- **Task material**
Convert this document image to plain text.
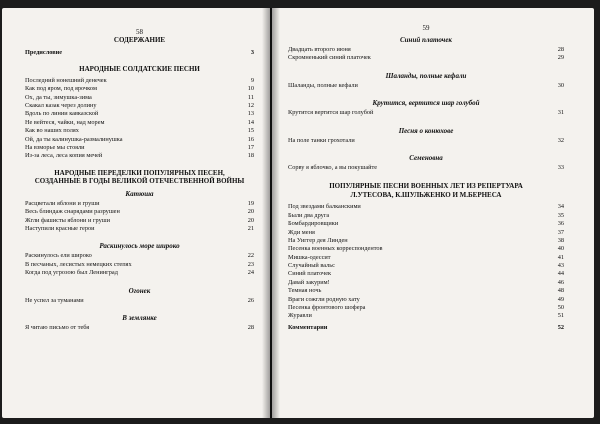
58
СОДЕРЖАНИЕ
Предисловие	3
НАРОДНЫЕ СОЛДАТСКИЕ ПЕСНИ
Последний нонешний денечек	9
Как под яром, под ярочком	10
Ох, да ты, зимушка-зима	11
Скакал казак через долину	12
Вдоль по линии кавказской	13
Не вейтеся, чайки, над морем	14
Как во наших полях	15
Ой, да ты калинушка-размалинушка	16
На взморье мы стояли	17
Из-за леса, леса копия мечей	18
НАРОДНЫЕ ПЕРЕДЕЛКИ ПОПУЛЯРНЫХ ПЕСЕН,
СОЗДАННЫЕ В ГОДЫ ВЕЛИКОЙ ОТЕЧЕСТВЕННОЙ ВОЙНЫ
Катюша
Расцветали яблони и груши	19
Весь блиндаж снарядами разрушен	20
Жгли фашисты яблони и груши	20
Наступили красные герои	21
Раскинулось море широко
Раскинулось ели широко	22
В песчаных, лесистых немецких степях	23
Когда под угрозою был Ленинград	24
Огонек
Не успел за туманами	26
В землянке
Я читаю письмо от тебя	28
59
Синий платочек
Двадцать второго июня	28
Скромненький синий платочек	29
Шаланды, полные кефали
Шаланды, полные кефали	30
Крутится, вертится шар голубой
Крутится вертится шар голубой	31
Песня о конюхове
На поле танки грохотали	32
Семеновна
Сорву я яблочко, а вы покушайте	33
ПОПУЛЯРНЫЕ ПЕСНИ ВОЕННЫХ ЛЕТ ИЗ РЕПЕРТУАРА
Л.УТЕСОВА, К.ШУЛЬЖЕНКО И М.БЕРНЕСА
Под звездами балканскими	34
Были два друга	35
Бомбардировщики	36
Жди меня	37
На Уиггер дея Линден	38
Песенка военных корреспондентов	40
Мишка-одессит	41
Случайный вальс	43
Синий платочек	44
Давай закурим!	46
Темная ночь	48
Враги сожгли родную хату	49
Песенка фронтового шофера	50
Журавли	51
Комментарии	52
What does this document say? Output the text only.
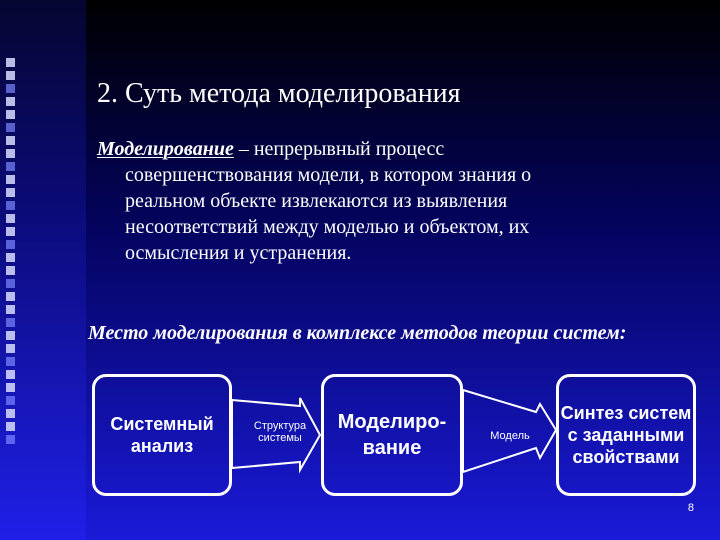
2. Суть метода моделирования
Моделирование – непрерывный процесс
совершенствования модели, в котором знания о
реальном объекте извлекаются из выявления
несоответствий между моделью и объектом, их
осмысления и устранения.
Место моделирования в комплексе методов теории систем:
Системный
анализ
Моделиро-
вание
Синтез систем
с заданными
свойствами
Структура
системы	Модель
8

- **Task**
Check the records above line by line and tally those holding the string "платочек". Answer with the number only.

- **Complete output**
3